> **OBJECTIVE**
Restate the records below word for word.

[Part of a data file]
::::

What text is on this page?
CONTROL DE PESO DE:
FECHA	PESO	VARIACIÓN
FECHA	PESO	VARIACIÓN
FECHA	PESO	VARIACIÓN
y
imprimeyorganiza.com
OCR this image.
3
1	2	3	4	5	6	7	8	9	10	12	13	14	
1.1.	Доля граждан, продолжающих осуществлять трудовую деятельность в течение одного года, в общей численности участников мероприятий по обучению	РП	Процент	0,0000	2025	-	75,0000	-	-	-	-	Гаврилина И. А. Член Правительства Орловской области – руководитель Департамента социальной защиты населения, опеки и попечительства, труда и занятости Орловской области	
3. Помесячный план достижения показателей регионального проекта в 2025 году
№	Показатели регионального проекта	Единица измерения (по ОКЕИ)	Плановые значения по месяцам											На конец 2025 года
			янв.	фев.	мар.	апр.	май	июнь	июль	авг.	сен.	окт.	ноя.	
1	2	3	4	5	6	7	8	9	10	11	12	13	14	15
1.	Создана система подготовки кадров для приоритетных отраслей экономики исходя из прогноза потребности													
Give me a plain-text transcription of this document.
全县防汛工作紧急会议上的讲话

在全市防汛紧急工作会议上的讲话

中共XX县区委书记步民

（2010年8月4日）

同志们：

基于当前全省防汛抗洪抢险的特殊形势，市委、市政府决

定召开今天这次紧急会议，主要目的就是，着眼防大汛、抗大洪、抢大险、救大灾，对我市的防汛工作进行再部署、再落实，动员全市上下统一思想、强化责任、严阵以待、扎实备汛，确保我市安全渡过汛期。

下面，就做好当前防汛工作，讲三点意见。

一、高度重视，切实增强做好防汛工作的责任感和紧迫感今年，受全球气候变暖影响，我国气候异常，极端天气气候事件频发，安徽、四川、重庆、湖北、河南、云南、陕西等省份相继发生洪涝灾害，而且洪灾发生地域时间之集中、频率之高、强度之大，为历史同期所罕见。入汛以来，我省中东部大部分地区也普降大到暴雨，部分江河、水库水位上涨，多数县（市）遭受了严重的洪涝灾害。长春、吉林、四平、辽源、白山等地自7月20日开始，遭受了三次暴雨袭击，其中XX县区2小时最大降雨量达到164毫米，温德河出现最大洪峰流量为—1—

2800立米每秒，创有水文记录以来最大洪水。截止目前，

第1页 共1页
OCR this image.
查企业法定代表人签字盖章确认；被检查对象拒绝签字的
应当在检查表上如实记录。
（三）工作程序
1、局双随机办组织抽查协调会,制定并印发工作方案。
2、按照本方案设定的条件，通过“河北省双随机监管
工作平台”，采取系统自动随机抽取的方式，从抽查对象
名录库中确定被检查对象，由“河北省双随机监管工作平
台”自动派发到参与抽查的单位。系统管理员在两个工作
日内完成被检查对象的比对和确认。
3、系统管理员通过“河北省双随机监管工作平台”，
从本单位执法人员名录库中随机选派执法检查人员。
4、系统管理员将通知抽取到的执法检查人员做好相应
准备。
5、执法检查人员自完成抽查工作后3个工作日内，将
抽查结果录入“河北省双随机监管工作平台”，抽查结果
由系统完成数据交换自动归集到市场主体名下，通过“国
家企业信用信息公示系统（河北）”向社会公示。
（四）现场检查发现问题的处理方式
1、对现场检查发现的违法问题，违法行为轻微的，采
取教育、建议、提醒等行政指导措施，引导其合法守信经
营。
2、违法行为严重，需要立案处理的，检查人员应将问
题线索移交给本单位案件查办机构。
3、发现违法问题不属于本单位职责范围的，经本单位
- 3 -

::::

> **SOLVED EXERCISE**
What text is on this page?
CONTROL DE PESO DE:
FECHA	PESO	VARIACIÓN
FECHA	PESO	VARIACIÓN
FECHA	PESO	VARIACIÓN
y
imprimeyorganiza.com
OCR this image.
3
1	2	3	4	5	6	7	8	9	10	12	13	14	
1.1.	Доля граждан, продолжающих осуществлять трудовую деятельность в течение одного года, в общей численности участников мероприятий по обучению	РП	Процент	0,0000	2025	-	75,0000	-	-	-	-	Гаврилина И. А. Член Правительства Орловской области – руководитель Департамента социальной защиты населения, опеки и попечительства, труда и занятости Орловской области	
3. Помесячный план достижения показателей регионального проекта в 2025 году
№	Показатели регионального проекта	Единица измерения (по ОКЕИ)	Плановые значения по месяцам											На конец 2025 года
			янв.	фев.	мар.	апр.	май	июнь	июль	авг.	сен.	окт.	ноя.	
1	2	3	4	5	6	7	8	9	10	11	12	13	14	15
1.	Создана система подготовки кадров для приоритетных отраслей экономики исходя из прогноза потребности													
Give me a plain-text transcription of this document.
全县防汛工作紧急会议上的讲话

在全市防汛紧急工作会议上的讲话

中共XX县区委书记步民

（2010年8月4日）

同志们：

基于当前全省防汛抗洪抢险的特殊形势，市委、市政府决

定召开今天这次紧急会议，主要目的就是，着眼防大汛、抗大洪、抢大险、救大灾，对我市的防汛工作进行再部署、再落实，动员全市上下统一思想、强化责任、严阵以待、扎实备汛，确保我市安全渡过汛期。

下面，就做好当前防汛工作，讲三点意见。

一、高度重视，切实增强做好防汛工作的责任感和紧迫感今年，受全球气候变暖影响，我国气候异常，极端天气气候事件频发，安徽、四川、重庆、湖北、河南、云南、陕西等省份相继发生洪涝灾害，而且洪灾发生地域时间之集中、频率之高、强度之大，为历史同期所罕见。入汛以来，我省中东部大部分地区也普降大到暴雨，部分江河、水库水位上涨，多数县（市）遭受了严重的洪涝灾害。长春、吉林、四平、辽源、白山等地自7月20日开始，遭受了三次暴雨袭击，其中XX县区2小时最大降雨量达到164毫米，温德河出现最大洪峰流量为—1—

2800立米每秒，创有水文记录以来最大洪水。截止目前，

第1页 共1页
OCR this image.
查企业法定代表人签字盖章确认；被检查对象拒绝签字的
应当在检查表上如实记录。
（三）工作程序
1、局双随机办组织抽查协调会,制定并印发工作方案。
2、按照本方案设定的条件，通过“河北省双随机监管
工作平台”，采取系统自动随机抽取的方式，从抽查对象
名录库中确定被检查对象，由“河北省双随机监管工作平
台”自动派发到参与抽查的单位。系统管理员在两个工作
日内完成被检查对象的比对和确认。
3、系统管理员通过“河北省双随机监管工作平台”，
从本单位执法人员名录库中随机选派执法检查人员。
4、系统管理员将通知抽取到的执法检查人员做好相应
准备。
5、执法检查人员自完成抽查工作后3个工作日内，将
抽查结果录入“河北省双随机监管工作平台”，抽查结果
由系统完成数据交换自动归集到市场主体名下，通过“国
家企业信用信息公示系统（河北）”向社会公示。
（四）现场检查发现问题的处理方式
1、对现场检查发现的违法问题，违法行为轻微的，采
取教育、建议、提醒等行政指导措施，引导其合法守信经
营。
2、违法行为严重，需要立案处理的，检查人员应将问
题线索移交给本单位案件查办机构。
3、发现违法问题不属于本单位职责范围的，经本单位
- 3 -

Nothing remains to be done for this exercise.